INSTRUCTION: Each line below must be set down exactly; omit any image you find.
● ● ● ●
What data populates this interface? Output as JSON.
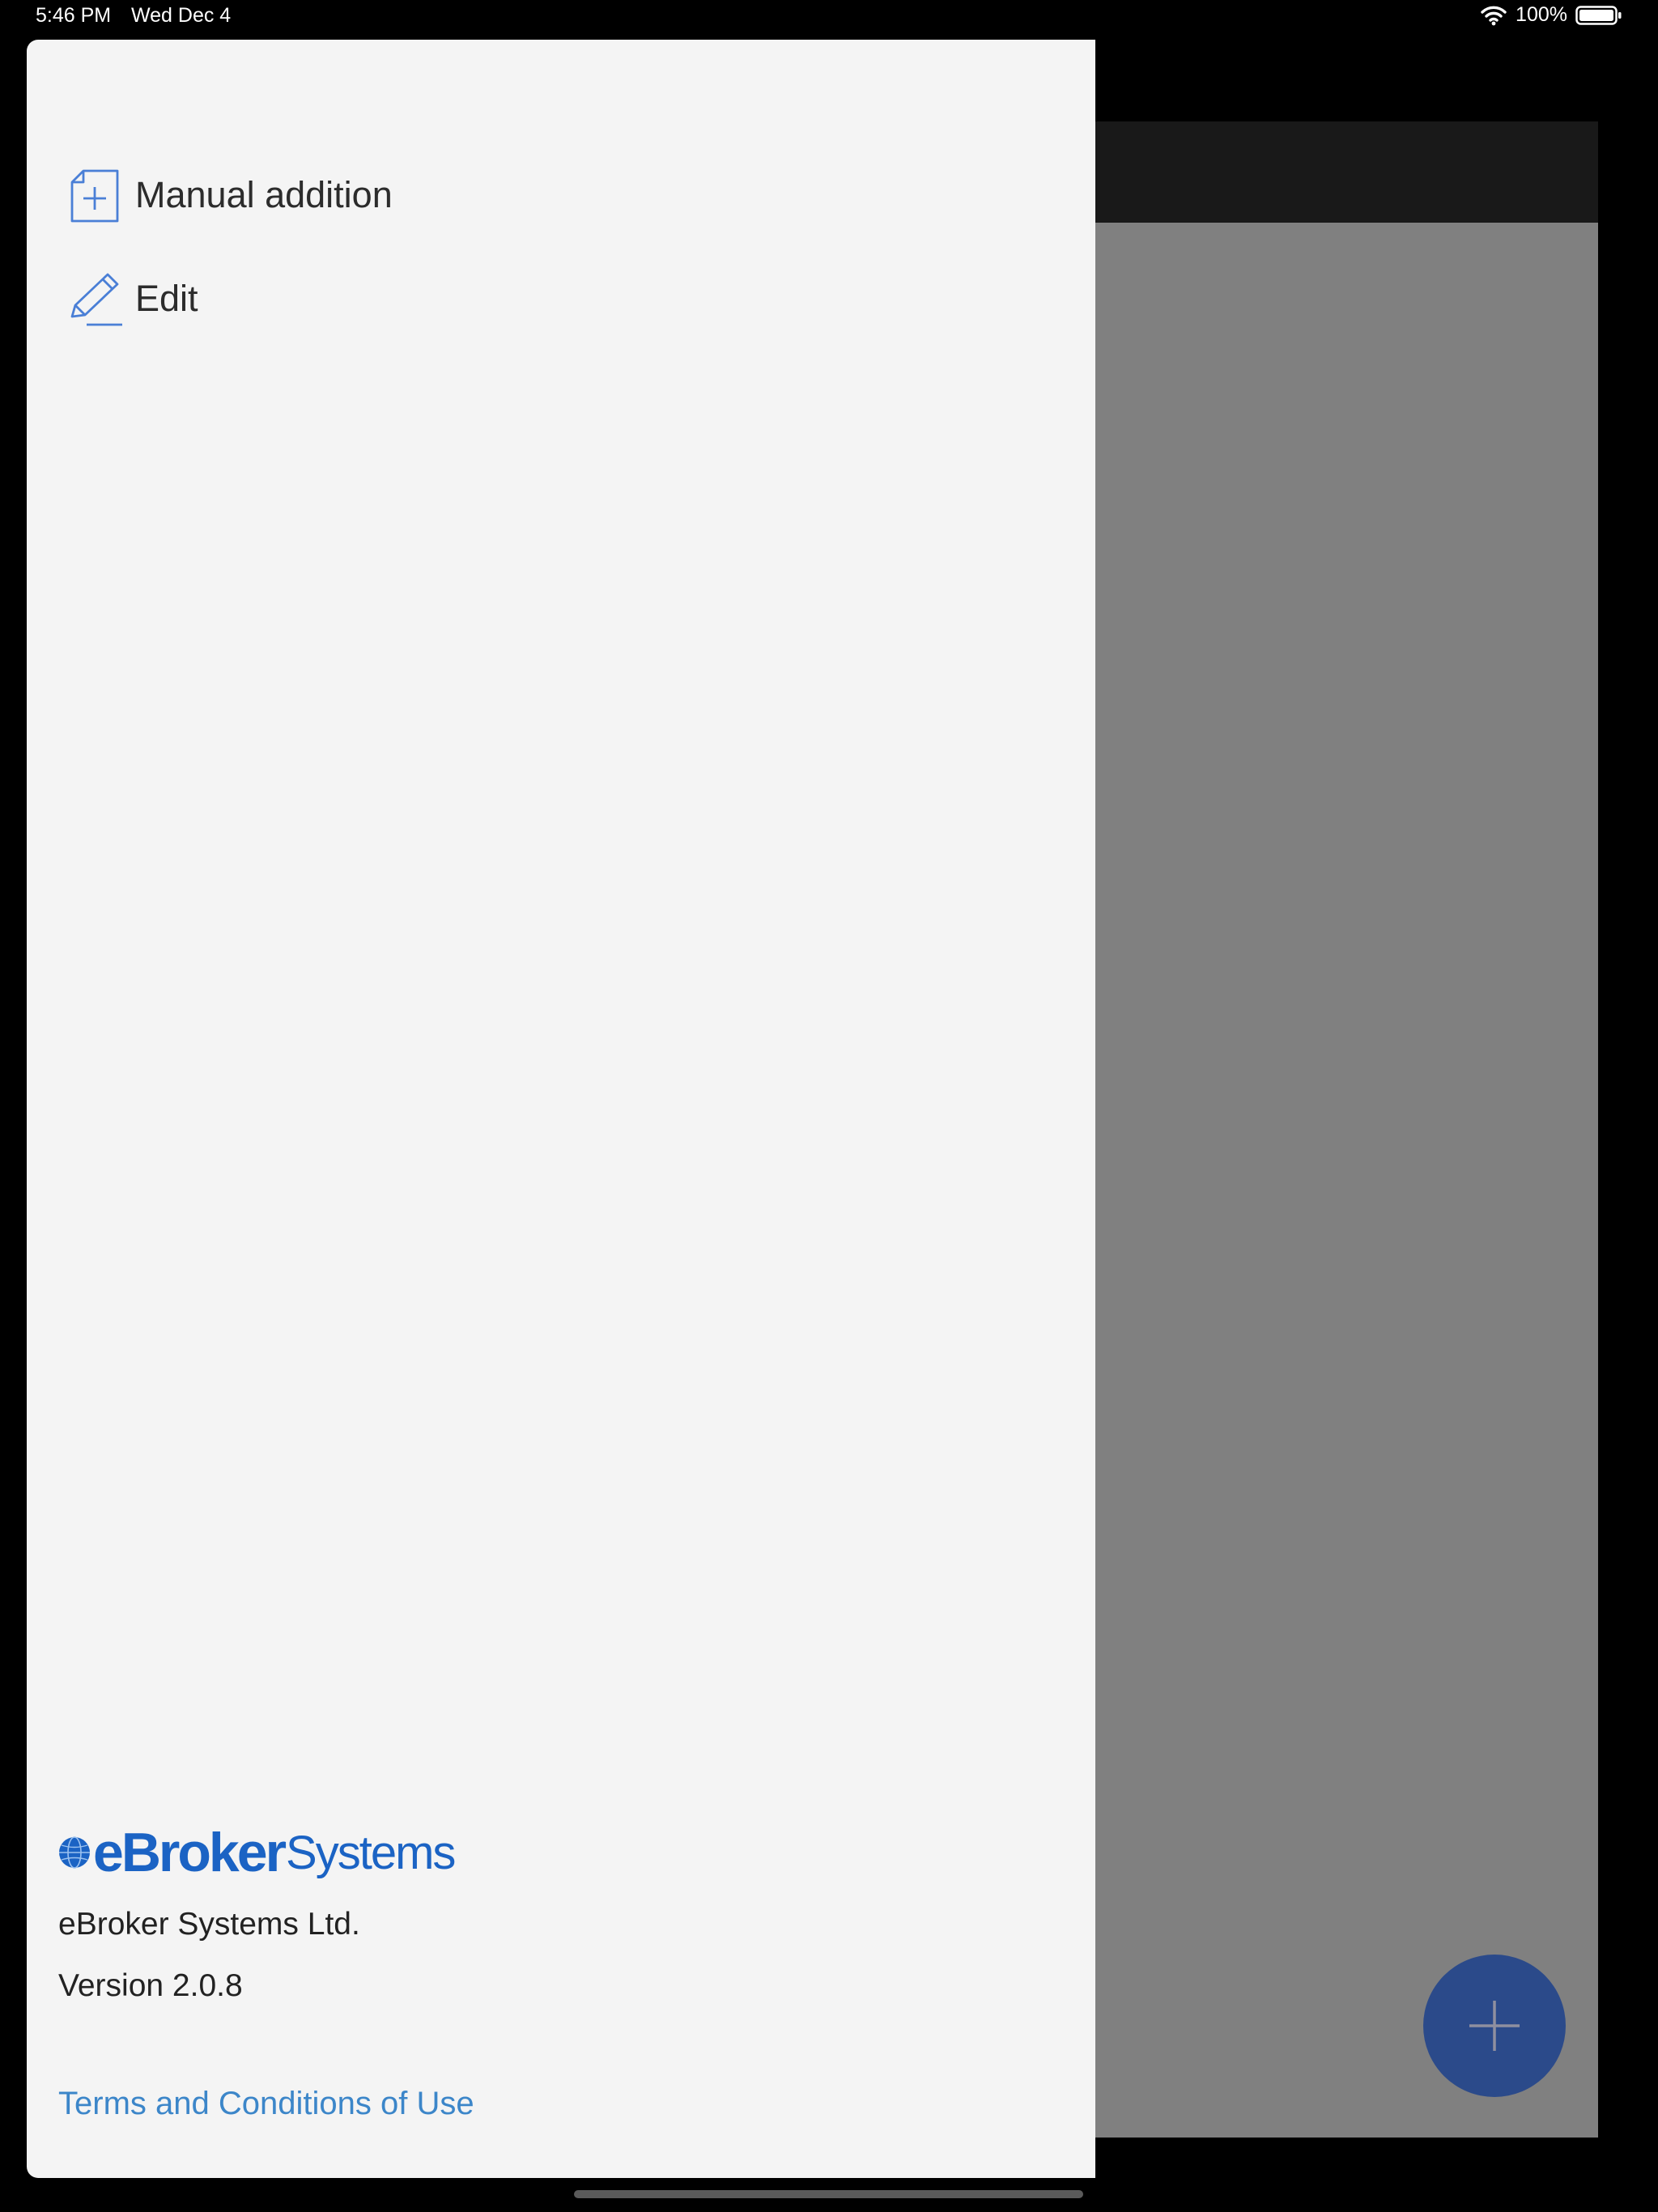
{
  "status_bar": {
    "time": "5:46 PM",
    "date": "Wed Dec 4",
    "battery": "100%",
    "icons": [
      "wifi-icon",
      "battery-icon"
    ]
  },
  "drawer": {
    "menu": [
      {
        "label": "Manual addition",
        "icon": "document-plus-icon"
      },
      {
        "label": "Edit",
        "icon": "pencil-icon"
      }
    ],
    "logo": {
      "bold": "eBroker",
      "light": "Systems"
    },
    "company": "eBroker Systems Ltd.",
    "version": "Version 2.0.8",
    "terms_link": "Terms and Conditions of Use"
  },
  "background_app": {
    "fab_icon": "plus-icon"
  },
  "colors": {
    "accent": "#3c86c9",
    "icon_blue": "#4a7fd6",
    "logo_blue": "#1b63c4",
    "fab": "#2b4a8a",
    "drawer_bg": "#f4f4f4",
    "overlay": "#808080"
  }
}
● ● ● ●
FULL SOLUTION:
What data populates this interface? Output as JSON.
{
  "status_bar": {
    "time": "5:46 PM",
    "date": "Wed Dec 4",
    "battery": "100%",
    "icons": [
      "wifi-icon",
      "battery-icon"
    ]
  },
  "drawer": {
    "menu": [
      {
        "label": "Manual addition",
        "icon": "document-plus-icon"
      },
      {
        "label": "Edit",
        "icon": "pencil-icon"
      }
    ],
    "logo": {
      "bold": "eBroker",
      "light": "Systems"
    },
    "company": "eBroker Systems Ltd.",
    "version": "Version 2.0.8",
    "terms_link": "Terms and Conditions of Use"
  },
  "background_app": {
    "fab_icon": "plus-icon"
  },
  "colors": {
    "accent": "#3c86c9",
    "icon_blue": "#4a7fd6",
    "logo_blue": "#1b63c4",
    "fab": "#2b4a8a",
    "drawer_bg": "#f4f4f4",
    "overlay": "#808080"
  }
}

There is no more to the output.